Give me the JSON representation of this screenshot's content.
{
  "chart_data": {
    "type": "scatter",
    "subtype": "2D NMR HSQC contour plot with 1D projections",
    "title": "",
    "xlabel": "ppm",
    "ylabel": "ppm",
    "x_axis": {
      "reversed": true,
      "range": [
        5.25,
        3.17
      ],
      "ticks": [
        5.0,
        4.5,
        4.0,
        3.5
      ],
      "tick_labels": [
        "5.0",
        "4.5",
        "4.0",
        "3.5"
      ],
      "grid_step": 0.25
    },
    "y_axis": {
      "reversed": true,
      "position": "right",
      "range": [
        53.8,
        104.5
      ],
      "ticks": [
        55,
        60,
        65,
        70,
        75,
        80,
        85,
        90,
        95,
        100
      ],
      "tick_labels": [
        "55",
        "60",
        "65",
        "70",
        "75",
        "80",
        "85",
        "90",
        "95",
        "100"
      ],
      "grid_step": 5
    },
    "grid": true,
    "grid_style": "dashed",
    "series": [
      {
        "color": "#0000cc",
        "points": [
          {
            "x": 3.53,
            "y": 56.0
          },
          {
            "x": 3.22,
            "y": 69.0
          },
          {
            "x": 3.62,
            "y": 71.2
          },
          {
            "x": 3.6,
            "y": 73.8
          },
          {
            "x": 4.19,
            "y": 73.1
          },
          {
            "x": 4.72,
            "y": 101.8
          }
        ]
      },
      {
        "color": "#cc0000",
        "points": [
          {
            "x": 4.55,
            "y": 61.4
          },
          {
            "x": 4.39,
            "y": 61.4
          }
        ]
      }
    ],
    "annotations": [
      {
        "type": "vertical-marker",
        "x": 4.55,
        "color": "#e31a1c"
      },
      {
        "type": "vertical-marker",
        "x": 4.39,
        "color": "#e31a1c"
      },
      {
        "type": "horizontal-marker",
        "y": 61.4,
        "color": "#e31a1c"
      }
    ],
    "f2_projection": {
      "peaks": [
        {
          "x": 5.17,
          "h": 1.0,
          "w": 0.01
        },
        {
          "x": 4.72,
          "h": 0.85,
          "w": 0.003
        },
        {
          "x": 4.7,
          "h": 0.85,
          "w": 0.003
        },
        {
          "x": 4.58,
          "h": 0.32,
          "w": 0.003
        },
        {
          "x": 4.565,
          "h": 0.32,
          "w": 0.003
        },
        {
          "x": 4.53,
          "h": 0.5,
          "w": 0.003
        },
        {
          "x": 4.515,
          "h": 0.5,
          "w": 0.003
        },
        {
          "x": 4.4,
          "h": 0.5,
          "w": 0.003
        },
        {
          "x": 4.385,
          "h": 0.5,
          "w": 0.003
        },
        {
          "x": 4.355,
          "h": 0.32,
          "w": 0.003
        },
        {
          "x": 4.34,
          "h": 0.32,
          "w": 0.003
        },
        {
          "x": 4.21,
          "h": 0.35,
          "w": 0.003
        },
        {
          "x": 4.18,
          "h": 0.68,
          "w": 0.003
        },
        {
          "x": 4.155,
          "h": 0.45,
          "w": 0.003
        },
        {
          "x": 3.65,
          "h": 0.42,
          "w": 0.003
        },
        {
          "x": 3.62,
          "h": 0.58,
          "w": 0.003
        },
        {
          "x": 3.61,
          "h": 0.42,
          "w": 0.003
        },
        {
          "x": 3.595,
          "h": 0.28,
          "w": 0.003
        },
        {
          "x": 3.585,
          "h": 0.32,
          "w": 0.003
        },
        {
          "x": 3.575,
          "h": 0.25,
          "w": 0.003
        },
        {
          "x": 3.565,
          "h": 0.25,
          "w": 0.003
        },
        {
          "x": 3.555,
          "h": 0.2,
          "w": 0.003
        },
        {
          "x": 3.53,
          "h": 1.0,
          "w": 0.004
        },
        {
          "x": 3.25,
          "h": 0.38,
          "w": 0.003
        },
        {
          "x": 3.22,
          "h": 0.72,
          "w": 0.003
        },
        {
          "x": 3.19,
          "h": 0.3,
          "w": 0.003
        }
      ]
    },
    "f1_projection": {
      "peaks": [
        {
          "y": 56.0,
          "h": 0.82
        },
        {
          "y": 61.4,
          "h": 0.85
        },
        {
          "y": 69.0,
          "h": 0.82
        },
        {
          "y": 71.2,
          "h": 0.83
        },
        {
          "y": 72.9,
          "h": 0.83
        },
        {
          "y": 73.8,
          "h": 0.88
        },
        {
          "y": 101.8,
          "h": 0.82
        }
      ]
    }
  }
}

========================================================================

» WHAT YOU SHOULD DO
Write the data from above out again, exactly.

» SOLUTION
Give me the JSON representation of this screenshot's content.
{
  "chart_data": {
    "type": "scatter",
    "subtype": "2D NMR HSQC contour plot with 1D projections",
    "title": "",
    "xlabel": "ppm",
    "ylabel": "ppm",
    "x_axis": {
      "reversed": true,
      "range": [
        5.25,
        3.17
      ],
      "ticks": [
        5.0,
        4.5,
        4.0,
        3.5
      ],
      "tick_labels": [
        "5.0",
        "4.5",
        "4.0",
        "3.5"
      ],
      "grid_step": 0.25
    },
    "y_axis": {
      "reversed": true,
      "position": "right",
      "range": [
        53.8,
        104.5
      ],
      "ticks": [
        55,
        60,
        65,
        70,
        75,
        80,
        85,
        90,
        95,
        100
      ],
      "tick_labels": [
        "55",
        "60",
        "65",
        "70",
        "75",
        "80",
        "85",
        "90",
        "95",
        "100"
      ],
      "grid_step": 5
    },
    "grid": true,
    "grid_style": "dashed",
    "series": [
      {
        "color": "#0000cc",
        "points": [
          {
            "x": 3.53,
            "y": 56.0
          },
          {
            "x": 3.22,
            "y": 69.0
          },
          {
            "x": 3.62,
            "y": 71.2
          },
          {
            "x": 3.6,
            "y": 73.8
          },
          {
            "x": 4.19,
            "y": 73.1
          },
          {
            "x": 4.72,
            "y": 101.8
          }
        ]
      },
      {
        "color": "#cc0000",
        "points": [
          {
            "x": 4.55,
            "y": 61.4
          },
          {
            "x": 4.39,
            "y": 61.4
          }
        ]
      }
    ],
    "annotations": [
      {
        "type": "vertical-marker",
        "x": 4.55,
        "color": "#e31a1c"
      },
      {
        "type": "vertical-marker",
        "x": 4.39,
        "color": "#e31a1c"
      },
      {
        "type": "horizontal-marker",
        "y": 61.4,
        "color": "#e31a1c"
      }
    ],
    "f2_projection": {
      "peaks": [
        {
          "x": 5.17,
          "h": 1.0,
          "w": 0.01
        },
        {
          "x": 4.72,
          "h": 0.85,
          "w": 0.003
        },
        {
          "x": 4.7,
          "h": 0.85,
          "w": 0.003
        },
        {
          "x": 4.58,
          "h": 0.32,
          "w": 0.003
        },
        {
          "x": 4.565,
          "h": 0.32,
          "w": 0.003
        },
        {
          "x": 4.53,
          "h": 0.5,
          "w": 0.003
        },
        {
          "x": 4.515,
          "h": 0.5,
          "w": 0.003
        },
        {
          "x": 4.4,
          "h": 0.5,
          "w": 0.003
        },
        {
          "x": 4.385,
          "h": 0.5,
          "w": 0.003
        },
        {
          "x": 4.355,
          "h": 0.32,
          "w": 0.003
        },
        {
          "x": 4.34,
          "h": 0.32,
          "w": 0.003
        },
        {
          "x": 4.21,
          "h": 0.35,
          "w": 0.003
        },
        {
          "x": 4.18,
          "h": 0.68,
          "w": 0.003
        },
        {
          "x": 4.155,
          "h": 0.45,
          "w": 0.003
        },
        {
          "x": 3.65,
          "h": 0.42,
          "w": 0.003
        },
        {
          "x": 3.62,
          "h": 0.58,
          "w": 0.003
        },
        {
          "x": 3.61,
          "h": 0.42,
          "w": 0.003
        },
        {
          "x": 3.595,
          "h": 0.28,
          "w": 0.003
        },
        {
          "x": 3.585,
          "h": 0.32,
          "w": 0.003
        },
        {
          "x": 3.575,
          "h": 0.25,
          "w": 0.003
        },
        {
          "x": 3.565,
          "h": 0.25,
          "w": 0.003
        },
        {
          "x": 3.555,
          "h": 0.2,
          "w": 0.003
        },
        {
          "x": 3.53,
          "h": 1.0,
          "w": 0.004
        },
        {
          "x": 3.25,
          "h": 0.38,
          "w": 0.003
        },
        {
          "x": 3.22,
          "h": 0.72,
          "w": 0.003
        },
        {
          "x": 3.19,
          "h": 0.3,
          "w": 0.003
        }
      ]
    },
    "f1_projection": {
      "peaks": [
        {
          "y": 56.0,
          "h": 0.82
        },
        {
          "y": 61.4,
          "h": 0.85
        },
        {
          "y": 69.0,
          "h": 0.82
        },
        {
          "y": 71.2,
          "h": 0.83
        },
        {
          "y": 72.9,
          "h": 0.83
        },
        {
          "y": 73.8,
          "h": 0.88
        },
        {
          "y": 101.8,
          "h": 0.82
        }
      ]
    }
  }
}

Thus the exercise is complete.